>> Start

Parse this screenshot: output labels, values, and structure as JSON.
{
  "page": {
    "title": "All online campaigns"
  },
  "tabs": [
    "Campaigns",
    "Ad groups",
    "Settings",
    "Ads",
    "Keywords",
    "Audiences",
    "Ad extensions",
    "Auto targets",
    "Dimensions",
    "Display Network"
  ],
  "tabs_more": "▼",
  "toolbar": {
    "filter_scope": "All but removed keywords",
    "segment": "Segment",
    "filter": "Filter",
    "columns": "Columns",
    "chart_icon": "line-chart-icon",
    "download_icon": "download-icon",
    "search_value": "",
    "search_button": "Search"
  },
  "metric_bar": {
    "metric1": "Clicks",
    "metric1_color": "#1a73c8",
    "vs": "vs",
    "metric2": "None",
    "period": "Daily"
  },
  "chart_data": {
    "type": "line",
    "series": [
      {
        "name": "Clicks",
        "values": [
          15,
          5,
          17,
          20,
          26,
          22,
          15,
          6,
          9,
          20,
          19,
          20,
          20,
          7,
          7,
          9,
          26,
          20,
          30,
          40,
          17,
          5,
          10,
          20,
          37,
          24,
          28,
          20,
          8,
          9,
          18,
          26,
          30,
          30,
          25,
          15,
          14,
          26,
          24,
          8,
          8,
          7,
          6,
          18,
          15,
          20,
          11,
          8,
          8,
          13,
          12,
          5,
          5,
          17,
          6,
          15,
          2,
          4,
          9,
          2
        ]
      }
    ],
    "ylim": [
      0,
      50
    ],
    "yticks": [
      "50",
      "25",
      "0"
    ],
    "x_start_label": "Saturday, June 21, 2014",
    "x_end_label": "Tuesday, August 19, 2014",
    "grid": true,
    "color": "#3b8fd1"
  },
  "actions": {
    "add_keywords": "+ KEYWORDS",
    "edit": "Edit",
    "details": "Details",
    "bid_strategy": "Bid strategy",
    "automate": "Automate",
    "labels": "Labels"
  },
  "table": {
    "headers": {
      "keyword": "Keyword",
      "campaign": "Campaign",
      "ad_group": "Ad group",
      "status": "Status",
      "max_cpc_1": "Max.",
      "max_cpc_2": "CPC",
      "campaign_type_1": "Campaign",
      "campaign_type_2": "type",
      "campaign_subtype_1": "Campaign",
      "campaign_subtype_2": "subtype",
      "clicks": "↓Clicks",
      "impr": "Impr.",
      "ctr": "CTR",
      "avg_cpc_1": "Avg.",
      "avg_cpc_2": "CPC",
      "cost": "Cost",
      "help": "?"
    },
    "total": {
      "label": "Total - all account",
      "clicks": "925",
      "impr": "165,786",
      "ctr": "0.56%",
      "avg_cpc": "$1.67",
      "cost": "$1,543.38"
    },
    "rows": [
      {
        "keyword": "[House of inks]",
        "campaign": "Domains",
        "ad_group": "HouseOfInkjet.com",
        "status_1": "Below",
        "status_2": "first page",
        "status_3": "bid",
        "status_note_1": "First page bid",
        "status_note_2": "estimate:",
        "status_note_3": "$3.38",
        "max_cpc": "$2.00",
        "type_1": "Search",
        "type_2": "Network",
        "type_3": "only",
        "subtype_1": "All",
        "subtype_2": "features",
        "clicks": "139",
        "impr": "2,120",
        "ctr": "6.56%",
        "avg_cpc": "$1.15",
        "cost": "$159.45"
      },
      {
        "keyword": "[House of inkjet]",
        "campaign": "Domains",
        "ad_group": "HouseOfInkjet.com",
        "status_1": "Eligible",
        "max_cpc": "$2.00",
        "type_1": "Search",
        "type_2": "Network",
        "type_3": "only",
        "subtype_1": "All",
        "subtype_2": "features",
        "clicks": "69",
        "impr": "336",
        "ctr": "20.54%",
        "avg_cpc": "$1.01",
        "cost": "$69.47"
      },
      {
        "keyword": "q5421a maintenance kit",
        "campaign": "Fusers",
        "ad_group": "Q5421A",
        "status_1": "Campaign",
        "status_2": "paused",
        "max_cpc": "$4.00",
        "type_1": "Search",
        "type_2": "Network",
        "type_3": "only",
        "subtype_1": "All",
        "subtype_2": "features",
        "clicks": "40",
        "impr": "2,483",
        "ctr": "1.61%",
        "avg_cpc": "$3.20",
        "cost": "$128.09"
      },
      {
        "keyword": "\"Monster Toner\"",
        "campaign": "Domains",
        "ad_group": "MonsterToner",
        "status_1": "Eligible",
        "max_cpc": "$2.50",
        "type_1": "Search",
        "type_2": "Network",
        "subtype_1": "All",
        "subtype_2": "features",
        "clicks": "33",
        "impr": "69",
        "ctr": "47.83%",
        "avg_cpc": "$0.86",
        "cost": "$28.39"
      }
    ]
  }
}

>> End

= The problem =
Show the lines of the material that contain the word "icon".

= Full output =
    "chart_icon": "line-chart-icon",
    "download_icon": "download-icon",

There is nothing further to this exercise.